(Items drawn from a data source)
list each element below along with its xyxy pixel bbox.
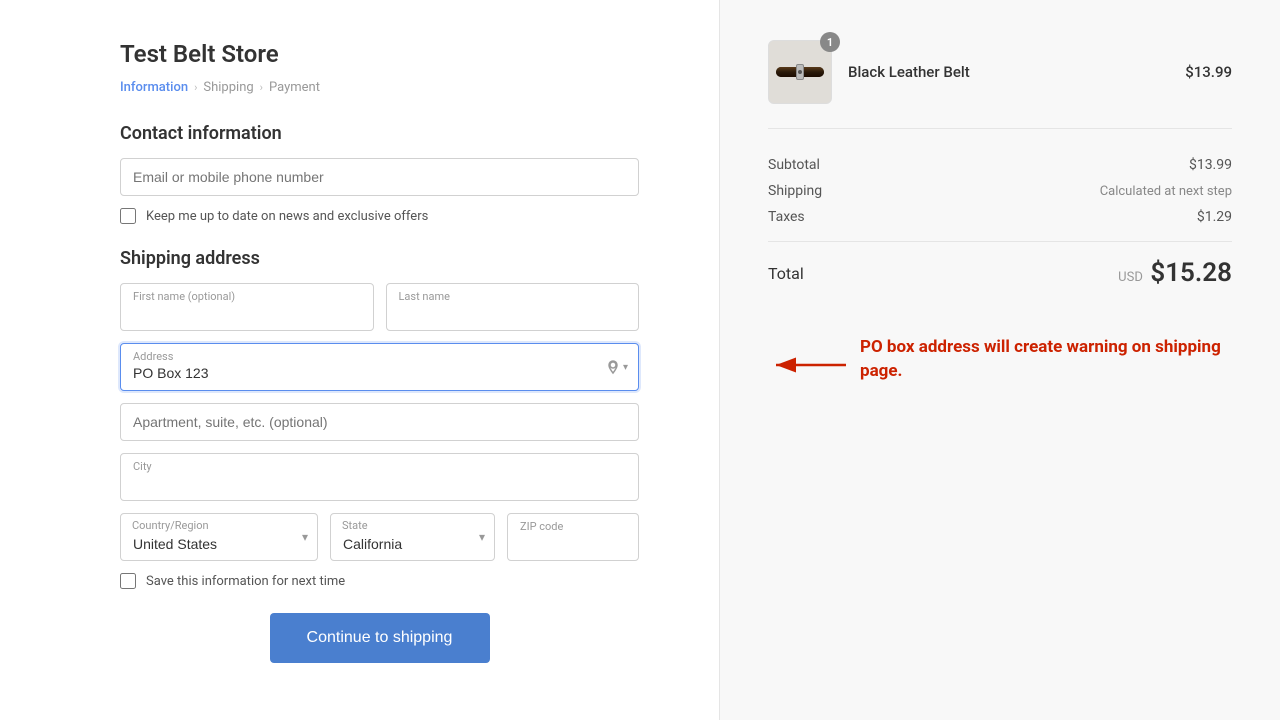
state-zip-row: Country/Region United States Canada Unit… bbox=[120, 513, 639, 561]
continue-button[interactable]: Continue to shipping bbox=[270, 613, 490, 663]
annotation-text: PO box address will create warning on sh… bbox=[860, 336, 1232, 384]
city-field-wrapper: City bbox=[120, 453, 639, 501]
right-panel: 1 Black Leather Belt $13.99 Subtotal $13… bbox=[720, 0, 1280, 720]
state-select[interactable]: California Texas New York bbox=[330, 513, 495, 561]
name-row: First name (optional) Last name bbox=[120, 283, 639, 331]
newsletter-checkbox[interactable] bbox=[120, 208, 136, 224]
breadcrumb-payment[interactable]: Payment bbox=[269, 80, 320, 95]
shipping-label: Shipping bbox=[768, 183, 822, 199]
shipping-row: Shipping Calculated at next step bbox=[768, 183, 1232, 199]
taxes-label: Taxes bbox=[768, 209, 805, 225]
save-info-label: Save this information for next time bbox=[146, 574, 345, 589]
city-input[interactable] bbox=[133, 475, 626, 491]
save-info-row: Save this information for next time bbox=[120, 573, 639, 589]
first-name-field-wrapper: First name (optional) bbox=[120, 283, 374, 331]
last-name-label: Last name bbox=[399, 290, 627, 303]
zip-group: ZIP code bbox=[507, 513, 639, 561]
total-amount: $15.28 bbox=[1150, 258, 1232, 288]
first-name-label: First name (optional) bbox=[133, 290, 361, 303]
country-group: Country/Region United States Canada Unit… bbox=[120, 513, 318, 561]
country-select[interactable]: United States Canada United Kingdom bbox=[120, 513, 318, 561]
left-panel: Test Belt Store Information › Shipping ›… bbox=[0, 0, 720, 720]
address-group: Address ▾ bbox=[120, 343, 639, 391]
shipping-section-title: Shipping address bbox=[120, 248, 639, 269]
location-icon bbox=[605, 359, 621, 375]
country-select-wrapper: Country/Region United States Canada Unit… bbox=[120, 513, 318, 561]
total-currency: USD bbox=[1118, 270, 1143, 285]
first-name-group: First name (optional) bbox=[120, 283, 374, 331]
total-row: Total USD $15.28 bbox=[768, 241, 1232, 288]
product-image bbox=[768, 40, 832, 104]
state-group: State California Texas New York ▾ bbox=[330, 513, 495, 561]
zip-field-wrapper: ZIP code bbox=[507, 513, 639, 561]
newsletter-row: Keep me up to date on news and exclusive… bbox=[120, 208, 639, 224]
zip-label: ZIP code bbox=[520, 520, 626, 533]
email-field-group bbox=[120, 158, 639, 196]
product-image-wrapper: 1 bbox=[768, 40, 832, 104]
apt-input[interactable] bbox=[120, 403, 639, 441]
annotation-area: PO box address will create warning on sh… bbox=[768, 336, 1232, 390]
product-price: $13.99 bbox=[1185, 63, 1232, 81]
subtotal-row: Subtotal $13.99 bbox=[768, 157, 1232, 173]
city-group: City bbox=[120, 453, 639, 501]
total-amount-wrapper: USD $15.28 bbox=[1118, 258, 1232, 288]
state-select-wrapper: State California Texas New York ▾ bbox=[330, 513, 495, 561]
contact-section-title: Contact information bbox=[120, 123, 639, 144]
product-badge: 1 bbox=[820, 32, 840, 52]
zip-input[interactable] bbox=[520, 535, 626, 551]
breadcrumb-sep-2: › bbox=[260, 81, 263, 94]
save-info-checkbox[interactable] bbox=[120, 573, 136, 589]
address-icon[interactable]: ▾ bbox=[605, 359, 628, 375]
email-input[interactable] bbox=[120, 158, 639, 196]
last-name-input[interactable] bbox=[399, 305, 627, 321]
last-name-field-wrapper: Last name bbox=[386, 283, 640, 331]
address-input[interactable] bbox=[133, 365, 626, 381]
breadcrumb: Information › Shipping › Payment bbox=[120, 80, 639, 95]
store-title: Test Belt Store bbox=[120, 40, 639, 68]
apt-group bbox=[120, 403, 639, 441]
last-name-group: Last name bbox=[386, 283, 640, 331]
taxes-value: $1.29 bbox=[1197, 209, 1232, 225]
subtotal-value: $13.99 bbox=[1189, 157, 1232, 173]
breadcrumb-sep-1: › bbox=[194, 81, 197, 94]
address-field-wrapper: Address ▾ bbox=[120, 343, 639, 391]
address-label: Address bbox=[133, 350, 626, 363]
subtotal-label: Subtotal bbox=[768, 157, 820, 173]
taxes-row: Taxes $1.29 bbox=[768, 209, 1232, 225]
total-label: Total bbox=[768, 264, 804, 283]
newsletter-label: Keep me up to date on news and exclusive… bbox=[146, 209, 428, 224]
product-name: Black Leather Belt bbox=[848, 63, 1169, 81]
product-row: 1 Black Leather Belt $13.99 bbox=[768, 40, 1232, 129]
city-label: City bbox=[133, 460, 626, 473]
breadcrumb-shipping[interactable]: Shipping bbox=[203, 80, 253, 95]
breadcrumb-information[interactable]: Information bbox=[120, 80, 188, 95]
first-name-input[interactable] bbox=[133, 305, 361, 321]
shipping-value: Calculated at next step bbox=[1100, 184, 1232, 199]
annotation-arrow bbox=[768, 340, 848, 390]
belt-image-svg bbox=[774, 54, 826, 90]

Task to complete = Format the lines above as a numbered list, starting at the line with "state-zip-row: Country/Region United" and ending at the line with "newsletter-checkbox[interactable] bbox=[120, 208, 136, 224]", with both of those lines included and any blank lines left out.

Correct response =
1. state-zip-row: Country/Region United States Canada Unit… bbox=[120, 513, 639, 561]
2. continue-button[interactable]: Continue to shipping bbox=[270, 613, 490, 663]
3. annotation-text: PO box address will create warning on sh… bbox=[860, 336, 1232, 384]
4. city-field-wrapper: City bbox=[120, 453, 639, 501]
5. right-panel: 1 Black Leather Belt $13.99 Subtotal $13… bbox=[720, 0, 1280, 720]
6. state-select[interactable]: California Texas New York bbox=[330, 513, 495, 561]
7. name-row: First name (optional) Last name bbox=[120, 283, 639, 331]
8. newsletter-checkbox[interactable] bbox=[120, 208, 136, 224]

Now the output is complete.